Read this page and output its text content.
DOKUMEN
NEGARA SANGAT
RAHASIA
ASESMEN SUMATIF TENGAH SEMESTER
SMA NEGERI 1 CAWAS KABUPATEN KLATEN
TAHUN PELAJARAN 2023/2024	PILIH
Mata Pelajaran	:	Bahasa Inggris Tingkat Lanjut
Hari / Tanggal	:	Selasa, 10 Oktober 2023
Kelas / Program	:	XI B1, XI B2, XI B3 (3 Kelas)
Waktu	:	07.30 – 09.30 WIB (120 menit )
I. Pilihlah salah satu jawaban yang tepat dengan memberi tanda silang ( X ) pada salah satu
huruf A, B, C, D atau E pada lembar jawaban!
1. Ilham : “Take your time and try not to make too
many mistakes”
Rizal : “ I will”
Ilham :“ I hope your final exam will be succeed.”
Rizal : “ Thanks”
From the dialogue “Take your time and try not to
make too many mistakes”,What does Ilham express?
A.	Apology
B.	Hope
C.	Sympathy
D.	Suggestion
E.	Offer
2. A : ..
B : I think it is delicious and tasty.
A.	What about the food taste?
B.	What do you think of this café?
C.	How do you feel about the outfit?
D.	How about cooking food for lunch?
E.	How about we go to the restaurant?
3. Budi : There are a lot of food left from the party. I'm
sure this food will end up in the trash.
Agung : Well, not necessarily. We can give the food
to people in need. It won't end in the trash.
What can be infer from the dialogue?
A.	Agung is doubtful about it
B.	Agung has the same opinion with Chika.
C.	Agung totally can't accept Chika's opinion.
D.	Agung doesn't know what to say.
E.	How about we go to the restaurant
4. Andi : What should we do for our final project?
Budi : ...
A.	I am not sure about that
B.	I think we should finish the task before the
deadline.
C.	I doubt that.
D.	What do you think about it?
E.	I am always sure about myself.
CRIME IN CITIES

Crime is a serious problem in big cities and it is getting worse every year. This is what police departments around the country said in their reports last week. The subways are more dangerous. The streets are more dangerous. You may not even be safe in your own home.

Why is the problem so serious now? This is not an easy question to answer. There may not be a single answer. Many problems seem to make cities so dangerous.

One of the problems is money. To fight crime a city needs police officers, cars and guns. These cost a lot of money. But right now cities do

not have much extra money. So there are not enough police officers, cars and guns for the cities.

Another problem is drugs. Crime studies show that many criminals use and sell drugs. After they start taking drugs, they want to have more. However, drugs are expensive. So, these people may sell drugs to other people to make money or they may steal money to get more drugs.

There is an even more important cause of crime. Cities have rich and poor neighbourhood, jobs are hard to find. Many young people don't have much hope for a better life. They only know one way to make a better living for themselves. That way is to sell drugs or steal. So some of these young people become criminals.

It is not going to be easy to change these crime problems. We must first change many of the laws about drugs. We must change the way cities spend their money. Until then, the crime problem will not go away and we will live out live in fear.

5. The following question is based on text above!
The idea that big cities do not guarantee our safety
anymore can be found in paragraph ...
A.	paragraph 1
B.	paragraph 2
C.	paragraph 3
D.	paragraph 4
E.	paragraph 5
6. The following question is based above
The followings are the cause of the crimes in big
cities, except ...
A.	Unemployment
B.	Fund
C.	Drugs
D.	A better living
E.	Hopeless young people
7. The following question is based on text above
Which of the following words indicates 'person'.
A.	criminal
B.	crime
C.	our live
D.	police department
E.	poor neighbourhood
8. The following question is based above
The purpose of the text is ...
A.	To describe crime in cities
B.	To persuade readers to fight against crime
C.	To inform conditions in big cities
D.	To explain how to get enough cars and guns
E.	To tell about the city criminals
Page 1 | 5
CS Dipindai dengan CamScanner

+++++

▸ THE EXERCISE
Repeat the data in its entirety, character for character.

▸ RESPONSE
Read this page and output its text content.
DOKUMEN
NEGARA SANGAT
RAHASIA
ASESMEN SUMATIF TENGAH SEMESTER
SMA NEGERI 1 CAWAS KABUPATEN KLATEN
TAHUN PELAJARAN 2023/2024	PILIH
Mata Pelajaran	:	Bahasa Inggris Tingkat Lanjut
Hari / Tanggal	:	Selasa, 10 Oktober 2023
Kelas / Program	:	XI B1, XI B2, XI B3 (3 Kelas)
Waktu	:	07.30 – 09.30 WIB (120 menit )
I. Pilihlah salah satu jawaban yang tepat dengan memberi tanda silang ( X ) pada salah satu
huruf A, B, C, D atau E pada lembar jawaban!
1. Ilham : “Take your time and try not to make too
many mistakes”
Rizal : “ I will”
Ilham :“ I hope your final exam will be succeed.”
Rizal : “ Thanks”
From the dialogue “Take your time and try not to
make too many mistakes”,What does Ilham express?
A.	Apology
B.	Hope
C.	Sympathy
D.	Suggestion
E.	Offer
2. A : ..
B : I think it is delicious and tasty.
A.	What about the food taste?
B.	What do you think of this café?
C.	How do you feel about the outfit?
D.	How about cooking food for lunch?
E.	How about we go to the restaurant?
3. Budi : There are a lot of food left from the party. I'm
sure this food will end up in the trash.
Agung : Well, not necessarily. We can give the food
to people in need. It won't end in the trash.
What can be infer from the dialogue?
A.	Agung is doubtful about it
B.	Agung has the same opinion with Chika.
C.	Agung totally can't accept Chika's opinion.
D.	Agung doesn't know what to say.
E.	How about we go to the restaurant
4. Andi : What should we do for our final project?
Budi : ...
A.	I am not sure about that
B.	I think we should finish the task before the
deadline.
C.	I doubt that.
D.	What do you think about it?
E.	I am always sure about myself.
CRIME IN CITIES

Crime is a serious problem in big cities and it is getting worse every year. This is what police departments around the country said in their reports last week. The subways are more dangerous. The streets are more dangerous. You may not even be safe in your own home.

Why is the problem so serious now? This is not an easy question to answer. There may not be a single answer. Many problems seem to make cities so dangerous.

One of the problems is money. To fight crime a city needs police officers, cars and guns. These cost a lot of money. But right now cities do

not have much extra money. So there are not enough police officers, cars and guns for the cities.

Another problem is drugs. Crime studies show that many criminals use and sell drugs. After they start taking drugs, they want to have more. However, drugs are expensive. So, these people may sell drugs to other people to make money or they may steal money to get more drugs.

There is an even more important cause of crime. Cities have rich and poor neighbourhood, jobs are hard to find. Many young people don't have much hope for a better life. They only know one way to make a better living for themselves. That way is to sell drugs or steal. So some of these young people become criminals.

It is not going to be easy to change these crime problems. We must first change many of the laws about drugs. We must change the way cities spend their money. Until then, the crime problem will not go away and we will live out live in fear.

5. The following question is based on text above!
The idea that big cities do not guarantee our safety
anymore can be found in paragraph ...
A.	paragraph 1
B.	paragraph 2
C.	paragraph 3
D.	paragraph 4
E.	paragraph 5
6. The following question is based above
The followings are the cause of the crimes in big
cities, except ...
A.	Unemployment
B.	Fund
C.	Drugs
D.	A better living
E.	Hopeless young people
7. The following question is based on text above
Which of the following words indicates 'person'.
A.	criminal
B.	crime
C.	our live
D.	police department
E.	poor neighbourhood
8. The following question is based above
The purpose of the text is ...
A.	To describe crime in cities
B.	To persuade readers to fight against crime
C.	To inform conditions in big cities
D.	To explain how to get enough cars and guns
E.	To tell about the city criminals
Page 1 | 5
CS Dipindai dengan CamScanner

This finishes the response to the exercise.